* [WRITTEN EXERCISE]:
Listed below are entries; give the number of lines among them that include "ylabel", and only that number.

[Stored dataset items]
○ ○ ○ ○ ○

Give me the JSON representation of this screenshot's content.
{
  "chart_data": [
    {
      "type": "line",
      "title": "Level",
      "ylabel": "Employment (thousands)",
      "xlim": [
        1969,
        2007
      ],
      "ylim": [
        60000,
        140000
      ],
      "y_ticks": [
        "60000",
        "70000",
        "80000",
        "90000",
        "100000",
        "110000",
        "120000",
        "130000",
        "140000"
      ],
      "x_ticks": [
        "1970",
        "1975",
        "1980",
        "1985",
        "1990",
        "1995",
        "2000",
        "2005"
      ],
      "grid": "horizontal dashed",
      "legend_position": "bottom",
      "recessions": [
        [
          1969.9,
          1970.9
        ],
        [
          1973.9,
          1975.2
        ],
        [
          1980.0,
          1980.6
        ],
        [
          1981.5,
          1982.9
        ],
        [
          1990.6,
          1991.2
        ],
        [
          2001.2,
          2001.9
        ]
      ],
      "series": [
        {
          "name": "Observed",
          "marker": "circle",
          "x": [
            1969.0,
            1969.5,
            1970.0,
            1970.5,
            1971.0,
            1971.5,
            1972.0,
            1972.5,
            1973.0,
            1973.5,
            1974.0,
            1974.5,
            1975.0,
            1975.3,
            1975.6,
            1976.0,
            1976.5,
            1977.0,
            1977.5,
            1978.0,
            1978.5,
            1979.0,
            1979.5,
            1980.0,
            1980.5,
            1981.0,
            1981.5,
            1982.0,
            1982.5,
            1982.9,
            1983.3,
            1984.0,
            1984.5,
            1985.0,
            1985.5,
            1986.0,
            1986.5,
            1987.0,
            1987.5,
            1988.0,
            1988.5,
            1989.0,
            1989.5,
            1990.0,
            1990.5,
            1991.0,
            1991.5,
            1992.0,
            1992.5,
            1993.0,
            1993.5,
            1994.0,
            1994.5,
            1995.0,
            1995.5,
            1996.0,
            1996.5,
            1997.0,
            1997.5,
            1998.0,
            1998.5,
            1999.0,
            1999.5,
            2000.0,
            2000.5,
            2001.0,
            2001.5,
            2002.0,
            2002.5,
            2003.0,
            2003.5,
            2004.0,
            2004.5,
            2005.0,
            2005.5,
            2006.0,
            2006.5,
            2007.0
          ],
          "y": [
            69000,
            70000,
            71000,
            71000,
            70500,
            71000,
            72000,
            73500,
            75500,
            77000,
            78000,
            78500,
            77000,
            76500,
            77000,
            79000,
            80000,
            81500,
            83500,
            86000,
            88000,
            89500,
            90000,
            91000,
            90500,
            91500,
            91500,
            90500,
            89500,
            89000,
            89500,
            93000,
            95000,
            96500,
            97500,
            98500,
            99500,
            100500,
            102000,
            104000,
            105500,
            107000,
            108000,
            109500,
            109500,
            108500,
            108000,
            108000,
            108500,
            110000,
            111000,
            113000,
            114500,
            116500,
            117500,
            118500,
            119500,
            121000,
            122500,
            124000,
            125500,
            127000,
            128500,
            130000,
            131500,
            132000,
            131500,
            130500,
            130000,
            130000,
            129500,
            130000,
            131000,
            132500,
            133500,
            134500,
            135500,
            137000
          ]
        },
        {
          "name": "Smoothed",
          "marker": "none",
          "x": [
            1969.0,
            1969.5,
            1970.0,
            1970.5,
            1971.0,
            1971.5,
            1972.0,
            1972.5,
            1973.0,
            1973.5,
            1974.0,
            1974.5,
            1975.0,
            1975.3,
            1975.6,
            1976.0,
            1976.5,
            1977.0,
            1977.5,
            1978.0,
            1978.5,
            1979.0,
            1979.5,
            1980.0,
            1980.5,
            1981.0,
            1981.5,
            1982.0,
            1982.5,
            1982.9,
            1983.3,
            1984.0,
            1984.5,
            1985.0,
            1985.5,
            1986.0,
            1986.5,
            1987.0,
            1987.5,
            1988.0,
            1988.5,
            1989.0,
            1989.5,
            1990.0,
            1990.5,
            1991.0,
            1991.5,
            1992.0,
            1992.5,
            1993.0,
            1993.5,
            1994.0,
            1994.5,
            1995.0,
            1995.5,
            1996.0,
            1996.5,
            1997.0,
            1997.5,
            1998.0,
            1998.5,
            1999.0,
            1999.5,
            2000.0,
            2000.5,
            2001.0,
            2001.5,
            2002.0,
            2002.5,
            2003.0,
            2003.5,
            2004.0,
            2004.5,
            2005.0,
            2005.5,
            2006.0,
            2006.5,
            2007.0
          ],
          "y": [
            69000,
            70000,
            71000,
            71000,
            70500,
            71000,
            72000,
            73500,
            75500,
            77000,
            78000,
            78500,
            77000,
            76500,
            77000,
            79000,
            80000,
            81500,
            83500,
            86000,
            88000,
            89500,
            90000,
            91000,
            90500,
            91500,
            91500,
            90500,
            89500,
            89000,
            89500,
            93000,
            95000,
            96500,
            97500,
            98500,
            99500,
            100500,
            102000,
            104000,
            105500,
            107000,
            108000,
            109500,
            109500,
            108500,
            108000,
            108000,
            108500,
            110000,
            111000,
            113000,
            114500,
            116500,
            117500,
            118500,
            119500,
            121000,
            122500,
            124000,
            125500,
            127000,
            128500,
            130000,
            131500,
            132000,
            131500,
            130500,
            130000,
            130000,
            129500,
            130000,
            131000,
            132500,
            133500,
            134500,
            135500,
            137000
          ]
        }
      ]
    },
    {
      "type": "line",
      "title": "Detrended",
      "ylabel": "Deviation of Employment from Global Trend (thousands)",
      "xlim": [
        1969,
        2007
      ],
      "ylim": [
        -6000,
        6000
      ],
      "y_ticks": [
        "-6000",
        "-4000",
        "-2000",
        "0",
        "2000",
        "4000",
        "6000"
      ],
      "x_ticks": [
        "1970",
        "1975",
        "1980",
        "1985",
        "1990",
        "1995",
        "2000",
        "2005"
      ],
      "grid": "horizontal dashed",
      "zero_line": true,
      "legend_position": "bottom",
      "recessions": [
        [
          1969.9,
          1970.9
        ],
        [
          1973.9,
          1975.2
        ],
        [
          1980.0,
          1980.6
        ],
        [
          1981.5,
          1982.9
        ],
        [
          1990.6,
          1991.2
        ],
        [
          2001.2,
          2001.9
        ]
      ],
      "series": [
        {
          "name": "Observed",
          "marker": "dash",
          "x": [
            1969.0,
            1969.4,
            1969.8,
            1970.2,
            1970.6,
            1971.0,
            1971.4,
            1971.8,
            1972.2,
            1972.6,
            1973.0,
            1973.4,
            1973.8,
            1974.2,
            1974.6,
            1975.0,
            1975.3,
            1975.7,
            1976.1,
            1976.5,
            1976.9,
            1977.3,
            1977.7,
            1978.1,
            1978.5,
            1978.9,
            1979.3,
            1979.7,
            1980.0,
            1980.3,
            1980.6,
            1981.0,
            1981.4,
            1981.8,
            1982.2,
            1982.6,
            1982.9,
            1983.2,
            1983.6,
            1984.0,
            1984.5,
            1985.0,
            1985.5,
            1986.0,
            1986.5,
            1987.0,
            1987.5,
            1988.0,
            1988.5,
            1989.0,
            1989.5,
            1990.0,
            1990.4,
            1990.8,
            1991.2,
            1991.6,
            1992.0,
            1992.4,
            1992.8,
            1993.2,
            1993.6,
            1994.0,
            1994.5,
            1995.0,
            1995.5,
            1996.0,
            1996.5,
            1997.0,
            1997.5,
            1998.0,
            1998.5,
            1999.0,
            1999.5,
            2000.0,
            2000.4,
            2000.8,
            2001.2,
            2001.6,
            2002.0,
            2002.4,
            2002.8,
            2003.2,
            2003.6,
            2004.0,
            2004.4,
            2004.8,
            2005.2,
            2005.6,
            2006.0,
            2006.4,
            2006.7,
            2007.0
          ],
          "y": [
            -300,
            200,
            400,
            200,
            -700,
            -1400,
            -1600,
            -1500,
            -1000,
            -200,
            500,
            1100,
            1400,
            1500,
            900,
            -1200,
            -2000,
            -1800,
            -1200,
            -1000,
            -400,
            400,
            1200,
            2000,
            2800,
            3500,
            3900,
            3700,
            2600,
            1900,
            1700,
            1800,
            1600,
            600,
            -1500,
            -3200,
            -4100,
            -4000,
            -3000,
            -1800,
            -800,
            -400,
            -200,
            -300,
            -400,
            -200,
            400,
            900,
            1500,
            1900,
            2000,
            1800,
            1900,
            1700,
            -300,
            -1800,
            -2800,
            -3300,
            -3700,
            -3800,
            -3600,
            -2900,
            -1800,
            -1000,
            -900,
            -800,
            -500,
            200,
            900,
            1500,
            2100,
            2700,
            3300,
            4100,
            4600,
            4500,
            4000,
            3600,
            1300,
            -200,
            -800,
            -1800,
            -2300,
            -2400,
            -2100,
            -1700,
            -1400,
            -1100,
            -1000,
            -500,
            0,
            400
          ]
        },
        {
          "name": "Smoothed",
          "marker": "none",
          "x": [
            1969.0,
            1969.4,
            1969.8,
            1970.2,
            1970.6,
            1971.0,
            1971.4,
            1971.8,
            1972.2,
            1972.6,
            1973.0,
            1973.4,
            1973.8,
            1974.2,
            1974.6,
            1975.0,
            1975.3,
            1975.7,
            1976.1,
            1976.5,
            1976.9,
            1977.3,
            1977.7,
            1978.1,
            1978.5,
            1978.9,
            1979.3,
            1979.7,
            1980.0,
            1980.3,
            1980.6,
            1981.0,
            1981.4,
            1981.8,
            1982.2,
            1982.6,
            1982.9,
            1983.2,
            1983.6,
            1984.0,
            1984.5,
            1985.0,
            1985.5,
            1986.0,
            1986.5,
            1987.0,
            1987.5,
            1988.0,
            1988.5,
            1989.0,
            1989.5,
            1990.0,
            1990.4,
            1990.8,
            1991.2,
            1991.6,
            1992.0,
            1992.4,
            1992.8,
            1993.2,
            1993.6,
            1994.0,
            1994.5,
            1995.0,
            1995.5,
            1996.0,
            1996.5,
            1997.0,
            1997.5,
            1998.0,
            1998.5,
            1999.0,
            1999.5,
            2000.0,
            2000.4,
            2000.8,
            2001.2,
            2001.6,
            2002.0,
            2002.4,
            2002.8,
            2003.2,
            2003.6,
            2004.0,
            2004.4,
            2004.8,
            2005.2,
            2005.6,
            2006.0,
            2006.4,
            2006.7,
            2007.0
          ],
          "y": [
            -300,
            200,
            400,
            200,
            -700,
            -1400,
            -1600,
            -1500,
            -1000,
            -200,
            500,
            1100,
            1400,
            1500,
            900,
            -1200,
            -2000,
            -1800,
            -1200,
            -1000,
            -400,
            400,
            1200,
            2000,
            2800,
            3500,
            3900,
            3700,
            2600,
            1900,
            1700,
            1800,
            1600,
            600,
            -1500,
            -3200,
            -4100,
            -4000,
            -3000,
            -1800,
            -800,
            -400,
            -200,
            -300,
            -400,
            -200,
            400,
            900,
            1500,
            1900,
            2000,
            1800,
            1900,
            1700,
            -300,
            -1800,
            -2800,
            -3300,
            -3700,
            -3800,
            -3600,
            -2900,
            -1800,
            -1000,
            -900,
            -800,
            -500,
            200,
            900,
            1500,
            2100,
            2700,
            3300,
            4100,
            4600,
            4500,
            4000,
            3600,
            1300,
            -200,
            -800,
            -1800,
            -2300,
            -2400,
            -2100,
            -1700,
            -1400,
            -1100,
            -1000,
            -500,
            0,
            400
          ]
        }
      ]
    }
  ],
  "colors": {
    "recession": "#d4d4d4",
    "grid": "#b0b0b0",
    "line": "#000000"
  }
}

○ ○ ○ ○ ○

* [RESULT OF THIS EXERCISE]:
2